* Exercise aim *
Identify each line holding the string "that" and copy it.

Entries from a dataset:
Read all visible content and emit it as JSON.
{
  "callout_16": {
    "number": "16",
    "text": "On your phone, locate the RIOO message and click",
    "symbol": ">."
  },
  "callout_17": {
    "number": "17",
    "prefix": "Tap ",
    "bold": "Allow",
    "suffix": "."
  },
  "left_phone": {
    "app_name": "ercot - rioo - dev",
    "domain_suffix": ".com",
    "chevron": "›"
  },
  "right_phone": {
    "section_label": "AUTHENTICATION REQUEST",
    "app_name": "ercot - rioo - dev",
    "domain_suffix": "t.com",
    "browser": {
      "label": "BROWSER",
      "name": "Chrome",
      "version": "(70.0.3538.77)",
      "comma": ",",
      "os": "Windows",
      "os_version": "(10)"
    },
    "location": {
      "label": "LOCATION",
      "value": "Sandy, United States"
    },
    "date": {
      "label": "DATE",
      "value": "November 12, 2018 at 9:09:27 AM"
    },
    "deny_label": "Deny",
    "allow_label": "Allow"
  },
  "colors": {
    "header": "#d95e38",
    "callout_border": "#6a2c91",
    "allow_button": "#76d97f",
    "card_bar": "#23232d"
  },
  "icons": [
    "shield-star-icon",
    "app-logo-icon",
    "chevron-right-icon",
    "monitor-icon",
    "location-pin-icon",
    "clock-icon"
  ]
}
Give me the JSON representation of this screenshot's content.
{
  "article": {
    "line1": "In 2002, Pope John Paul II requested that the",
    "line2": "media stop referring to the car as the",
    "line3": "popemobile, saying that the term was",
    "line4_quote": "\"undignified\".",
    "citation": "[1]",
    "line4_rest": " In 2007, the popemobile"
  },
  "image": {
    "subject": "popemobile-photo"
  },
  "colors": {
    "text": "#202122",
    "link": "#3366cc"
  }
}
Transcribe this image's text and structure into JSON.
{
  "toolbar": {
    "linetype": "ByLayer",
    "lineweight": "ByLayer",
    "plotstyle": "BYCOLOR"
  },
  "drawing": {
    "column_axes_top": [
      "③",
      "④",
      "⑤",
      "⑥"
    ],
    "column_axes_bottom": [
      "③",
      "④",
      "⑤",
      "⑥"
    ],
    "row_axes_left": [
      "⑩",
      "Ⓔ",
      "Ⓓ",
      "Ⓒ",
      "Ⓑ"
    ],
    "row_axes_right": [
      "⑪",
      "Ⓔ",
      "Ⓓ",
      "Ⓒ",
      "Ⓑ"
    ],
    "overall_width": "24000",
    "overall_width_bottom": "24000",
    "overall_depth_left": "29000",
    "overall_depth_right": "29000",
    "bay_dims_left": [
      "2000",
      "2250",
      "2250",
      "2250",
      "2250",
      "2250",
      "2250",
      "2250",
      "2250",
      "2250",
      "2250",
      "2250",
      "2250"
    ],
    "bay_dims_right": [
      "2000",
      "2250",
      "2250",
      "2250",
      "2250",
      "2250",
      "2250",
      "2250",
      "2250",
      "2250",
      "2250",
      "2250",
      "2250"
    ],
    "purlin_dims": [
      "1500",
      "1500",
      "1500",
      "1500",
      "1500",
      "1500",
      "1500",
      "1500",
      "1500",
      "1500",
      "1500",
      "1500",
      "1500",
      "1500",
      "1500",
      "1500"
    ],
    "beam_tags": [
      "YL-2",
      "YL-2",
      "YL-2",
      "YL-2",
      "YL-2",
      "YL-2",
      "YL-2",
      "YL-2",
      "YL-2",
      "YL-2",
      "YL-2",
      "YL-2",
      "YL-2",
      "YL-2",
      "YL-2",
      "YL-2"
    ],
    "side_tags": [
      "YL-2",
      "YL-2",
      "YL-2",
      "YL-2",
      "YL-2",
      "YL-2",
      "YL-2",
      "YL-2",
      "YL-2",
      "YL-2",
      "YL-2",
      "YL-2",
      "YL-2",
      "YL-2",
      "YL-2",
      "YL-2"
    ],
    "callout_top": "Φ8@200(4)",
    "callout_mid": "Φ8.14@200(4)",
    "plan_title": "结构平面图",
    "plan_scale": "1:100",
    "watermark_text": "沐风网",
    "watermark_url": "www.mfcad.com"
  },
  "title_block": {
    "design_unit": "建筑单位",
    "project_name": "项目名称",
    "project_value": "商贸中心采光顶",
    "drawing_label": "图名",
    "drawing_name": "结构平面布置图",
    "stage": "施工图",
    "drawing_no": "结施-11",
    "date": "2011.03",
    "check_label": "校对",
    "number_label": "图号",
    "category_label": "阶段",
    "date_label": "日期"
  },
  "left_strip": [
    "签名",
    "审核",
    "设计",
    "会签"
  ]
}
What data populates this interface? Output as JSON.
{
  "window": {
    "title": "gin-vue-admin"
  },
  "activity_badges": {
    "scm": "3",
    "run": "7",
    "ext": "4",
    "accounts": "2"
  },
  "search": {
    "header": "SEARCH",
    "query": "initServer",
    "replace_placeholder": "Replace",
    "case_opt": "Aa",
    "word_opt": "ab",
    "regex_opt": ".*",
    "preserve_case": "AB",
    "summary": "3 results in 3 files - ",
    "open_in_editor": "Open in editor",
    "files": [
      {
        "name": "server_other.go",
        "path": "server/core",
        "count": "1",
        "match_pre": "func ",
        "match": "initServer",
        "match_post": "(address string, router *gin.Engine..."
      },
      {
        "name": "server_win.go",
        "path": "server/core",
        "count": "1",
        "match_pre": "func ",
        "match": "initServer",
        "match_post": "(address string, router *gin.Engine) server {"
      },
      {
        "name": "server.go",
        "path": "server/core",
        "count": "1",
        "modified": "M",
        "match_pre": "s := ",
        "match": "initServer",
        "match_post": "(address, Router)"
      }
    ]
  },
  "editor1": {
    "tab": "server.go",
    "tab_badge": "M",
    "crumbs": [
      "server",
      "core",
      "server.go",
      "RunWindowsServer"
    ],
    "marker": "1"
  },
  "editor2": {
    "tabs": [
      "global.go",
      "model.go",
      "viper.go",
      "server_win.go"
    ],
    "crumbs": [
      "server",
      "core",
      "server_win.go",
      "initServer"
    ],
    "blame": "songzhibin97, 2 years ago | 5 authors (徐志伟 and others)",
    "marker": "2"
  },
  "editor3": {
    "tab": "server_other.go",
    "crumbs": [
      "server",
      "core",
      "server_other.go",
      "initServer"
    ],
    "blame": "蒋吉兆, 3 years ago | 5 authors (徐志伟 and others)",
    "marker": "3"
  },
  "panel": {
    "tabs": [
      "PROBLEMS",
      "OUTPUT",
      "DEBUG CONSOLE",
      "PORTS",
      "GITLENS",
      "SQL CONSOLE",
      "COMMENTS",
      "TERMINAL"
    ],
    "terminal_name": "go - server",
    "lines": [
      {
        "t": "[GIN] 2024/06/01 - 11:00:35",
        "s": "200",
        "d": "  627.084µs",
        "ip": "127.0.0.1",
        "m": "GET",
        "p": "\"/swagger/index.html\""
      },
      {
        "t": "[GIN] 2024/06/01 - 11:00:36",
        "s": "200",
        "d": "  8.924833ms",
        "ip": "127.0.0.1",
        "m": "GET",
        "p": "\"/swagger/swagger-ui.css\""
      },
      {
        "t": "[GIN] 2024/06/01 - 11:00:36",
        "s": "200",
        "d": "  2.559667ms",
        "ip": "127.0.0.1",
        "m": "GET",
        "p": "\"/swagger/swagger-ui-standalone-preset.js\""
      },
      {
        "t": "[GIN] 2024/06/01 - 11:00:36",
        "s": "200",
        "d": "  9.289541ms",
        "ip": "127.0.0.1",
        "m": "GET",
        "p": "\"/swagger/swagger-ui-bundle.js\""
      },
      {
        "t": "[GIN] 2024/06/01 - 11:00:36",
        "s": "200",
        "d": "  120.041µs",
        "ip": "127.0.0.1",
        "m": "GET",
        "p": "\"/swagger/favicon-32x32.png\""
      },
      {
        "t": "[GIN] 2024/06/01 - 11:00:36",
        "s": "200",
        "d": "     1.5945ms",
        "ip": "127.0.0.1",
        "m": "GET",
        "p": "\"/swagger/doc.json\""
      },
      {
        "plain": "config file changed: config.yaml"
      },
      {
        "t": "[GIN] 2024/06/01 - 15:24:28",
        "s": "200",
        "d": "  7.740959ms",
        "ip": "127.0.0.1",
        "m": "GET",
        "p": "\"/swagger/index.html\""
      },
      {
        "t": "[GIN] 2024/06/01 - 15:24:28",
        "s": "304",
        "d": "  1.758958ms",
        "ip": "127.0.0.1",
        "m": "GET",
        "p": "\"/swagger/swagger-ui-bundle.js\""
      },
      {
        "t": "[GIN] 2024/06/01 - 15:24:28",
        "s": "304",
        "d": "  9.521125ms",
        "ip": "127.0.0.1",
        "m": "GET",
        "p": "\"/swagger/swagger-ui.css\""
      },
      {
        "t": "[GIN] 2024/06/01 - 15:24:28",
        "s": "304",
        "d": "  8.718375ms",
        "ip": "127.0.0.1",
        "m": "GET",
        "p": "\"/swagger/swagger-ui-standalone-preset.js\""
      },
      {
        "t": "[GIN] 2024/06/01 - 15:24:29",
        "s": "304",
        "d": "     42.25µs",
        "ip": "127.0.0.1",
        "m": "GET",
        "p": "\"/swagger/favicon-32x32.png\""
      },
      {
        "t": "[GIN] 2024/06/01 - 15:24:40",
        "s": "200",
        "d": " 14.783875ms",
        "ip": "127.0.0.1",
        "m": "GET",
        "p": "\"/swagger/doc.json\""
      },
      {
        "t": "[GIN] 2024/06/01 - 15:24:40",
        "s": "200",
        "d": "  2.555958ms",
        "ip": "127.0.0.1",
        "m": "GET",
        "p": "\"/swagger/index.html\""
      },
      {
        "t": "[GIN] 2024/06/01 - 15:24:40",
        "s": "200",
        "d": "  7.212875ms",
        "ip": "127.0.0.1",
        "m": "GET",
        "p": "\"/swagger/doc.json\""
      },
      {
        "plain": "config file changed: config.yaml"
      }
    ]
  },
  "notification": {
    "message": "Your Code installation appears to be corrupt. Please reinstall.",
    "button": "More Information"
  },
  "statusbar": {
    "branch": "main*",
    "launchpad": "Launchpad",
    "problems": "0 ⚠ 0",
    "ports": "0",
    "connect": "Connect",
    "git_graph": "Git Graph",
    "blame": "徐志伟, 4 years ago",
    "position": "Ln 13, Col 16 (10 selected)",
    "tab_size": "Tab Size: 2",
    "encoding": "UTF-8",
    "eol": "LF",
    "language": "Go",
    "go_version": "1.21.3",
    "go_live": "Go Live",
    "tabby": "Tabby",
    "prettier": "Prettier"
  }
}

* Result of this exercise *
    "line1": "In 2002, Pope John Paul II requested that the",
    "line3": "popemobile, saying that the term was",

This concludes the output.